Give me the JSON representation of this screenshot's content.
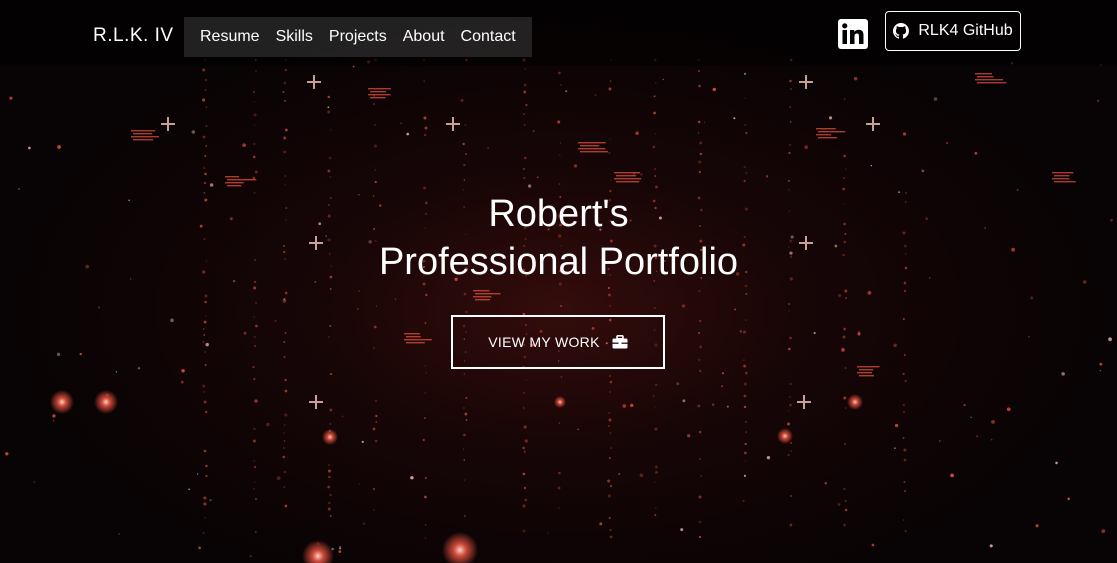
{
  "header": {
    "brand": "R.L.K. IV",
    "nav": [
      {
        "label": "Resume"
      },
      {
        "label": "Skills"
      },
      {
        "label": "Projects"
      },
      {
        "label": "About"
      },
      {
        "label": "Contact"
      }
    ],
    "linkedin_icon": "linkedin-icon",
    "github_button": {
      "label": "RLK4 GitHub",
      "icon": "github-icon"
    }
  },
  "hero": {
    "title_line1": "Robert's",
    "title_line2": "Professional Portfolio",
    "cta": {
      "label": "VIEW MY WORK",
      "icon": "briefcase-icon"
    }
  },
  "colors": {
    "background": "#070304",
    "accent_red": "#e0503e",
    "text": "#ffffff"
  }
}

——

* Stated task *
All of the data above should be transcribed verbatim, with pictures omitted.

* Solution to the problem *
Give me the JSON representation of this screenshot's content.
{
  "header": {
    "brand": "R.L.K. IV",
    "nav": [
      {
        "label": "Resume"
      },
      {
        "label": "Skills"
      },
      {
        "label": "Projects"
      },
      {
        "label": "About"
      },
      {
        "label": "Contact"
      }
    ],
    "linkedin_icon": "linkedin-icon",
    "github_button": {
      "label": "RLK4 GitHub",
      "icon": "github-icon"
    }
  },
  "hero": {
    "title_line1": "Robert's",
    "title_line2": "Professional Portfolio",
    "cta": {
      "label": "VIEW MY WORK",
      "icon": "briefcase-icon"
    }
  },
  "colors": {
    "background": "#070304",
    "accent_red": "#e0503e",
    "text": "#ffffff"
  }
}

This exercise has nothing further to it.